Extracted records:
((

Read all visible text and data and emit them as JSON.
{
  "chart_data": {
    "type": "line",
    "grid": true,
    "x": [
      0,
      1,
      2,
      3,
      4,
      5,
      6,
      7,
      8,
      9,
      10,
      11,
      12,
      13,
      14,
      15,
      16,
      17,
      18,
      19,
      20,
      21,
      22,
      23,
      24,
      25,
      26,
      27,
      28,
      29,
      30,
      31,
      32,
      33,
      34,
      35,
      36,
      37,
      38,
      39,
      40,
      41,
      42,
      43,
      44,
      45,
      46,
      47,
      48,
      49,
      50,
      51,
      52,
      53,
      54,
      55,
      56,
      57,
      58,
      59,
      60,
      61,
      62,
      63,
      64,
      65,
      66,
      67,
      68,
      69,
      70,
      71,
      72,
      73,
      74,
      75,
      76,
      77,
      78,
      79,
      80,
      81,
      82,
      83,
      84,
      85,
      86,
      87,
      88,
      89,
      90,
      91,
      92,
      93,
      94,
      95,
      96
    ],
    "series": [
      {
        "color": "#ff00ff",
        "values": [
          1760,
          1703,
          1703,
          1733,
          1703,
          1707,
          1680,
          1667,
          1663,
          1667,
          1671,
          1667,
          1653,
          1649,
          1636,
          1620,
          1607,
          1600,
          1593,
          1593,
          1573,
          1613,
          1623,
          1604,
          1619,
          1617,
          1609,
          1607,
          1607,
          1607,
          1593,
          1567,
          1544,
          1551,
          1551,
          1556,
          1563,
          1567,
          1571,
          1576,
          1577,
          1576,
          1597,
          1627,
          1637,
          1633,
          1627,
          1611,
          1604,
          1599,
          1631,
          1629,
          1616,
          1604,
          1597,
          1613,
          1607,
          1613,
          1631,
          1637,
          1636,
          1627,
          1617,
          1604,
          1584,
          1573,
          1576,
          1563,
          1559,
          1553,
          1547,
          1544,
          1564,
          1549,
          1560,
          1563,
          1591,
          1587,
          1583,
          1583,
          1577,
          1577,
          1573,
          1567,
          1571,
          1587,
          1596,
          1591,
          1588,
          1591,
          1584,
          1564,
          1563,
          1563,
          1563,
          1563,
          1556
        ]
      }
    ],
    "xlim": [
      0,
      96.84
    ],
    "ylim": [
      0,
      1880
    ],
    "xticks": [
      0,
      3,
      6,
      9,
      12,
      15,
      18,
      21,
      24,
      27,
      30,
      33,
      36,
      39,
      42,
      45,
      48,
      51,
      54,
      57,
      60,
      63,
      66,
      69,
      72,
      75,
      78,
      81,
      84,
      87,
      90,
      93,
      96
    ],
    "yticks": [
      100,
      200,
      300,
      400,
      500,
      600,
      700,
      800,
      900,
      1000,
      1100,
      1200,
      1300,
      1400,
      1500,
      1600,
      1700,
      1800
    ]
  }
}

))

§ Given problem
Extract each line of the listing above, copying it word for word.

§ Task result
Read all visible text and data and emit them as JSON.
{
  "chart_data": {
    "type": "line",
    "grid": true,
    "x": [
      0,
      1,
      2,
      3,
      4,
      5,
      6,
      7,
      8,
      9,
      10,
      11,
      12,
      13,
      14,
      15,
      16,
      17,
      18,
      19,
      20,
      21,
      22,
      23,
      24,
      25,
      26,
      27,
      28,
      29,
      30,
      31,
      32,
      33,
      34,
      35,
      36,
      37,
      38,
      39,
      40,
      41,
      42,
      43,
      44,
      45,
      46,
      47,
      48,
      49,
      50,
      51,
      52,
      53,
      54,
      55,
      56,
      57,
      58,
      59,
      60,
      61,
      62,
      63,
      64,
      65,
      66,
      67,
      68,
      69,
      70,
      71,
      72,
      73,
      74,
      75,
      76,
      77,
      78,
      79,
      80,
      81,
      82,
      83,
      84,
      85,
      86,
      87,
      88,
      89,
      90,
      91,
      92,
      93,
      94,
      95,
      96
    ],
    "series": [
      {
        "color": "#ff00ff",
        "values": [
          1760,
          1703,
          1703,
          1733,
          1703,
          1707,
          1680,
          1667,
          1663,
          1667,
          1671,
          1667,
          1653,
          1649,
          1636,
          1620,
          1607,
          1600,
          1593,
          1593,
          1573,
          1613,
          1623,
          1604,
          1619,
          1617,
          1609,
          1607,
          1607,
          1607,
          1593,
          1567,
          1544,
          1551,
          1551,
          1556,
          1563,
          1567,
          1571,
          1576,
          1577,
          1576,
          1597,
          1627,
          1637,
          1633,
          1627,
          1611,
          1604,
          1599,
          1631,
          1629,
          1616,
          1604,
          1597,
          1613,
          1607,
          1613,
          1631,
          1637,
          1636,
          1627,
          1617,
          1604,
          1584,
          1573,
          1576,
          1563,
          1559,
          1553,
          1547,
          1544,
          1564,
          1549,
          1560,
          1563,
          1591,
          1587,
          1583,
          1583,
          1577,
          1577,
          1573,
          1567,
          1571,
          1587,
          1596,
          1591,
          1588,
          1591,
          1584,
          1564,
          1563,
          1563,
          1563,
          1563,
          1556
        ]
      }
    ],
    "xlim": [
      0,
      96.84
    ],
    "ylim": [
      0,
      1880
    ],
    "xticks": [
      0,
      3,
      6,
      9,
      12,
      15,
      18,
      21,
      24,
      27,
      30,
      33,
      36,
      39,
      42,
      45,
      48,
      51,
      54,
      57,
      60,
      63,
      66,
      69,
      72,
      75,
      78,
      81,
      84,
      87,
      90,
      93,
      96
    ],
    "yticks": [
      100,
      200,
      300,
      400,
      500,
      600,
      700,
      800,
      900,
      1000,
      1100,
      1200,
      1300,
      1400,
      1500,
      1600,
      1700,
      1800
    ]
  }
}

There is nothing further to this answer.